Exercise objective:
Gather from the listing below each line that includes the word "type", and copy it.

Provided material:
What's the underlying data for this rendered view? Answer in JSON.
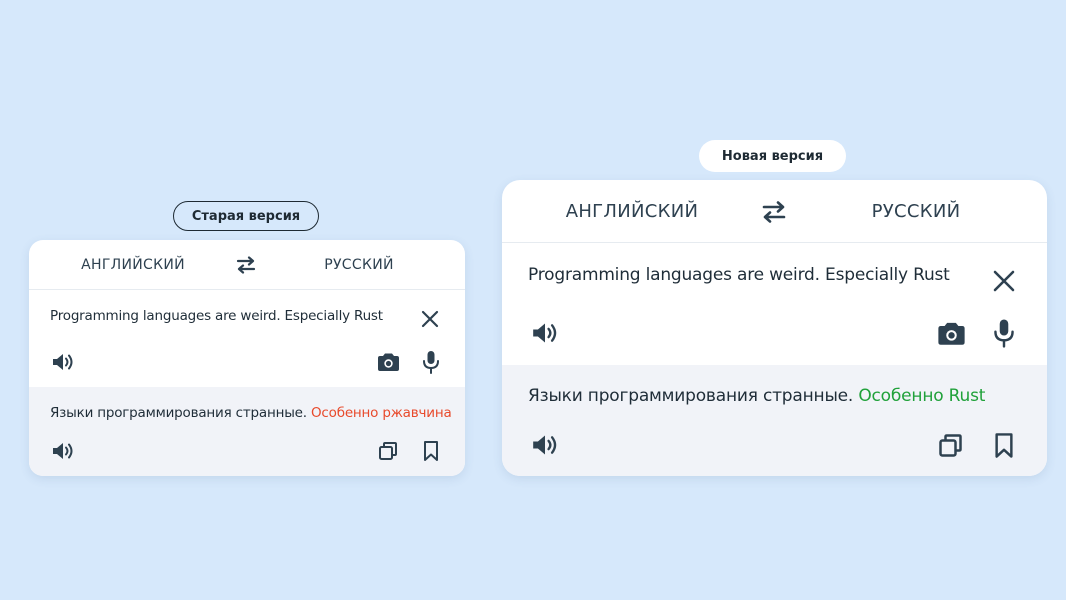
{
  "old_version": {
    "label": "Старая версия",
    "source_lang": "АНГЛИЙСКИЙ",
    "target_lang": "РУССКИЙ",
    "source_text": "Programming languages are weird. Especially Rust",
    "translation_main": "Языки программирования странные.",
    "translation_accent": "Особенно ржавчина",
    "accent_color": "#e84a2c"
  },
  "new_version": {
    "label": "Новая версия",
    "source_lang": "АНГЛИЙСКИЙ",
    "target_lang": "РУССКИЙ",
    "source_text": "Programming languages are weird. Especially Rust",
    "translation_main": "Языки программирования странные.",
    "translation_accent": "Особенно Rust",
    "accent_color": "#20a13a"
  },
  "icons": [
    "swap-icon",
    "speaker-icon",
    "clear-icon",
    "camera-icon",
    "microphone-icon",
    "copy-icon",
    "bookmark-icon"
  ],
  "colors": {
    "background": "#d6e8fb",
    "card": "#ffffff",
    "translation_bg": "#f1f3f8",
    "icon": "#2e4150"
  }
}
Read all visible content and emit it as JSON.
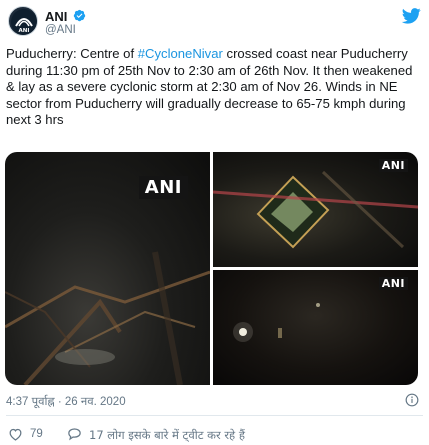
{
  "author": {
    "name": "ANI",
    "handle": "@ANI",
    "avatar_text": "ANI"
  },
  "tweet": {
    "text_before": "Puducherry: Centre of ",
    "hashtag": "#CycloneNivar",
    "text_after": " crossed coast near Puducherry during 11:30 pm of 25th Nov to 2:30 am of 26th Nov. It then weakened & lay as a severe cyclonic storm at 2:30 am of Nov 26. Winds in NE sector from Puducherry will gradually decrease to 65-75 kmph during next 3 hrs"
  },
  "media": [
    {
      "badge": "ANI"
    },
    {
      "badge": "ANI"
    },
    {
      "badge": "ANI"
    }
  ],
  "timestamp": "4:37 पूर्वाह्न · 26 नव. 2020",
  "stats": {
    "likes": "79",
    "conversation": "17 लोग इसके बारे में ट्वीट कर रहे हैं"
  },
  "colors": {
    "link": "#1b95e0",
    "muted": "#657786",
    "like": "#e0245e",
    "brand": "#1da1f2"
  },
  "icons": [
    "verified-icon",
    "twitter-icon",
    "info-icon",
    "heart-icon",
    "comment-icon"
  ]
}
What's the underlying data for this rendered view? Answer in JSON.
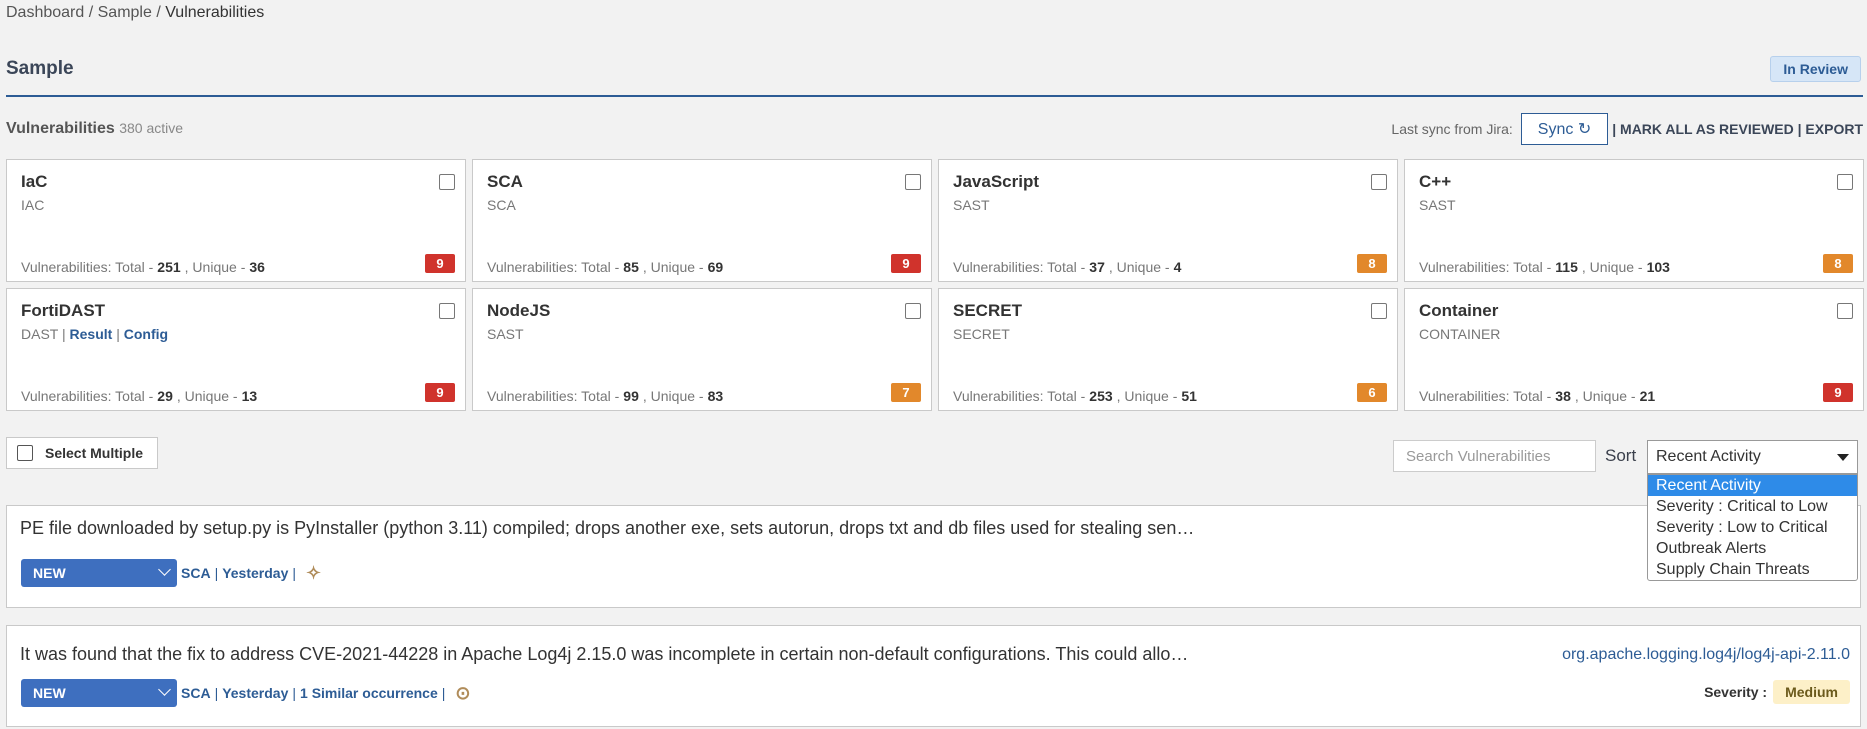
{
  "breadcrumb": {
    "items": [
      "Dashboard",
      "Sample"
    ],
    "sep": " / ",
    "current": "Vulnerabilities"
  },
  "page": {
    "title": "Sample",
    "status": "In Review"
  },
  "vulns_header": {
    "label": "Vulnerabilities",
    "count": "380 active"
  },
  "sync": {
    "label": "Last sync from Jira:",
    "button": "Sync",
    "actions": "| MARK ALL AS REVIEWED | EXPORT"
  },
  "cards": [
    {
      "name": "IaC",
      "type": "IAC",
      "total": "251",
      "unique": "36",
      "badge": "9",
      "badge_color": "#d0332c"
    },
    {
      "name": "SCA",
      "type": "SCA",
      "total": "85",
      "unique": "69",
      "badge": "9",
      "badge_color": "#d0332c"
    },
    {
      "name": "JavaScript",
      "type": "SAST",
      "total": "37",
      "unique": "4",
      "badge": "8",
      "badge_color": "#e2882b"
    },
    {
      "name": "C++",
      "type": "SAST",
      "total": "115",
      "unique": "103",
      "badge": "8",
      "badge_color": "#e2882b"
    },
    {
      "name": "FortiDAST",
      "type": "DAST",
      "links": [
        "Result",
        "Config"
      ],
      "total": "29",
      "unique": "13",
      "badge": "9",
      "badge_color": "#d0332c"
    },
    {
      "name": "NodeJS",
      "type": "SAST",
      "total": "99",
      "unique": "83",
      "badge": "7",
      "badge_color": "#e2882b"
    },
    {
      "name": "SECRET",
      "type": "SECRET",
      "total": "253",
      "unique": "51",
      "badge": "6",
      "badge_color": "#e2882b"
    },
    {
      "name": "Container",
      "type": "CONTAINER",
      "total": "38",
      "unique": "21",
      "badge": "9",
      "badge_color": "#d0332c"
    }
  ],
  "stat_labels": {
    "total": "Vulnerabilities: Total -",
    "unique": ", Unique -"
  },
  "select_multiple": "Select Multiple",
  "search": {
    "placeholder": "Search Vulnerabilities"
  },
  "sort": {
    "label": "Sort",
    "selected": "Recent Activity",
    "options": [
      "Recent Activity",
      "Severity : Critical to Low",
      "Severity : Low to Critical",
      "Outbreak Alerts",
      "Supply Chain Threats"
    ]
  },
  "rows": [
    {
      "title": "PE file downloaded by setup.py is PyInstaller (python 3.11) compiled; drops another exe, sets autorun, drops txt and db files used for stealing sen…",
      "status": "NEW",
      "meta": [
        "SCA",
        "Yesterday"
      ],
      "peek": ">"
    },
    {
      "title": "It was found that the fix to address CVE-2021-44228 in Apache Log4j 2.15.0 was incomplete in certain non-default configurations. This could allo…",
      "status": "NEW",
      "meta": [
        "SCA",
        "Yesterday",
        "1 Similar occurrence"
      ],
      "package": "org.apache.logging.log4j/log4j-api-2.11.0",
      "severity_label": "Severity :",
      "severity": "Medium"
    }
  ]
}
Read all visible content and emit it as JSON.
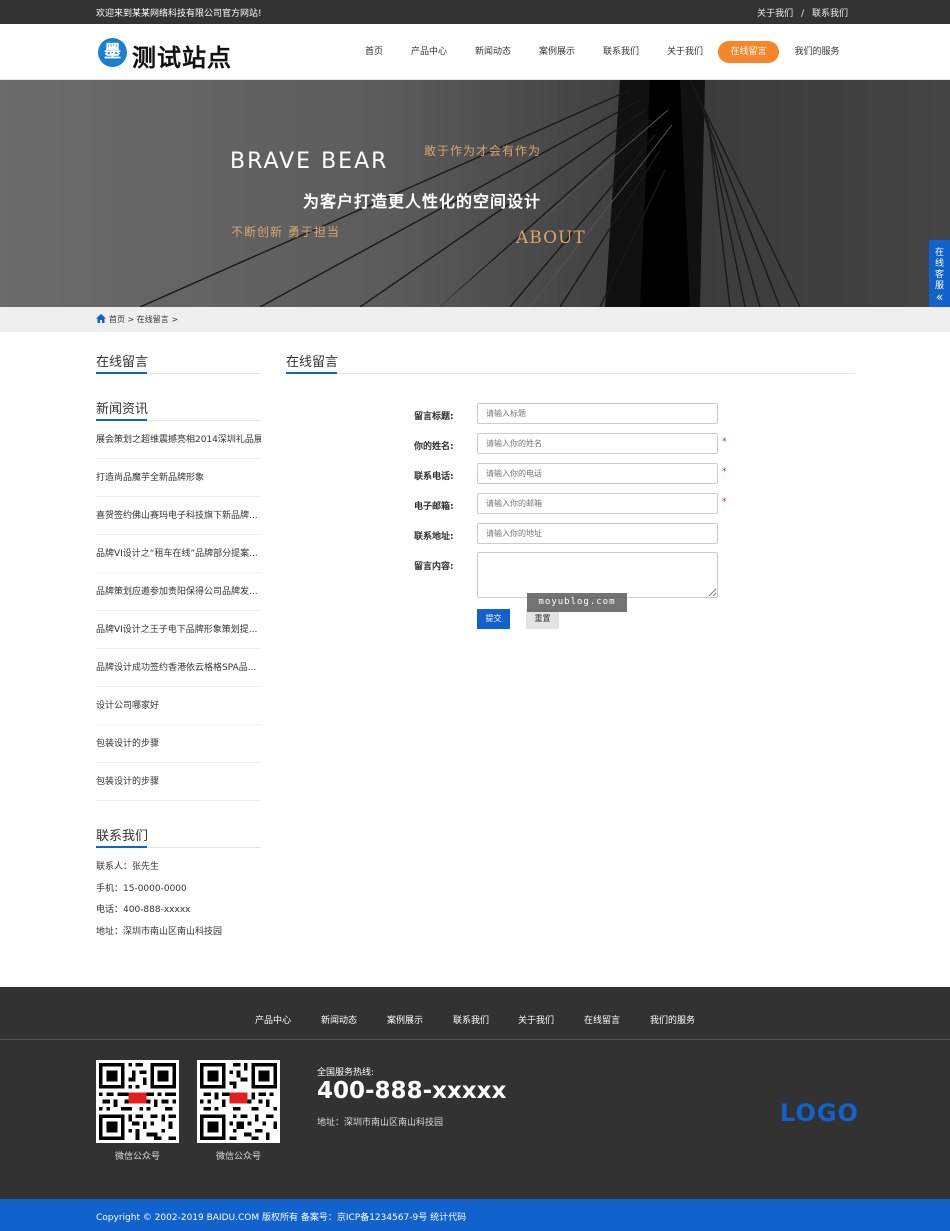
{
  "topbar": {
    "welcome": "欢迎来到某某网络科技有限公司官方网站!",
    "links": [
      "关于我们",
      "联系我们"
    ],
    "separator": "/"
  },
  "header": {
    "logo_char": "墨",
    "site_name": "测试站点",
    "nav": [
      {
        "label": "首页",
        "active": false
      },
      {
        "label": "产品中心",
        "active": false
      },
      {
        "label": "新闻动态",
        "active": false
      },
      {
        "label": "案例展示",
        "active": false
      },
      {
        "label": "联系我们",
        "active": false
      },
      {
        "label": "关于我们",
        "active": false
      },
      {
        "label": "在线留言",
        "active": true
      },
      {
        "label": "我们的服务",
        "active": false
      }
    ]
  },
  "banner": {
    "english": "BRAVE BEAR",
    "slogan_top": "敢于作为才会有作为",
    "main_line": "为客户打造更人性化的空间设计",
    "slogan_bottom": "不断创新  勇于担当",
    "about": "ABOUT"
  },
  "float_service": {
    "label_chars": [
      "在",
      "线",
      "客",
      "服"
    ],
    "arrow": "«"
  },
  "breadcrumb": {
    "home": "首页",
    "sep": ">",
    "current": "在线留言",
    "trail": ">"
  },
  "sidebar": {
    "section_title": "在线留言",
    "news_title": "新闻资讯",
    "news": [
      "展会策划之超维震撼亮相2014深圳礼品展",
      "打造尚品魔芋全新品牌形象",
      "喜贺签约佛山赛玛电子科技旗下新品牌...",
      "品牌VI设计之“租车在线”品牌部分提案...",
      "品牌策划应邀参加贵阳保得公司品牌发...",
      "品牌VI设计之王子电下品牌形象策划提...",
      "品牌设计成功签约香港依云格格SPA品...",
      "设计公司哪家好",
      "包装设计的步骤",
      "包装设计的步骤"
    ],
    "contact_title": "联系我们",
    "contact": [
      "联系人：张先生",
      "手机：15-0000-0000",
      "电话：400-888-xxxxx",
      "地址：深圳市南山区南山科技园"
    ]
  },
  "main": {
    "title": "在线留言",
    "form": {
      "fields": [
        {
          "label": "留言标题:",
          "placeholder": "请输入标题",
          "required": false
        },
        {
          "label": "你的姓名:",
          "placeholder": "请输入你的姓名",
          "required": true
        },
        {
          "label": "联系电话:",
          "placeholder": "请输入你的电话",
          "required": true
        },
        {
          "label": "电子邮箱:",
          "placeholder": "请输入你的邮箱",
          "required": true
        },
        {
          "label": "联系地址:",
          "placeholder": "请输入你的地址",
          "required": false
        }
      ],
      "content_label": "留言内容:",
      "required_mark": "*",
      "submit": "提交",
      "reset": "重置"
    },
    "watermark": "moyublog.com"
  },
  "footer": {
    "nav": [
      "产品中心",
      "新闻动态",
      "案例展示",
      "联系我们",
      "关于我们",
      "在线留言",
      "我们的服务"
    ],
    "qr_caption_1": "微信公众号",
    "qr_caption_2": "微信公众号",
    "qr_badge": "头条",
    "hotline_label": "全国服务热线:",
    "hotline": "400-888-xxxxx",
    "address": "地址：深圳市南山区南山科技园",
    "logo": "LOGO",
    "copyright": "Copyright © 2002-2019 BAIDU.COM 版权所有 备案号：京ICP备1234567-9号  统计代码"
  },
  "colors": {
    "brand_blue": "#1162cc",
    "accent_orange": "#f5862b",
    "banner_gold": "#d9a56b",
    "footer_bg": "#323232",
    "topbar_bg": "#333333"
  }
}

Task solution:
      "type": "IAC",
      "type": "SCA",
      "type": "SAST",
      "type": "SAST",
      "type": "DAST",
      "type": "SAST",
      "type": "SECRET",
      "type": "CONTAINER",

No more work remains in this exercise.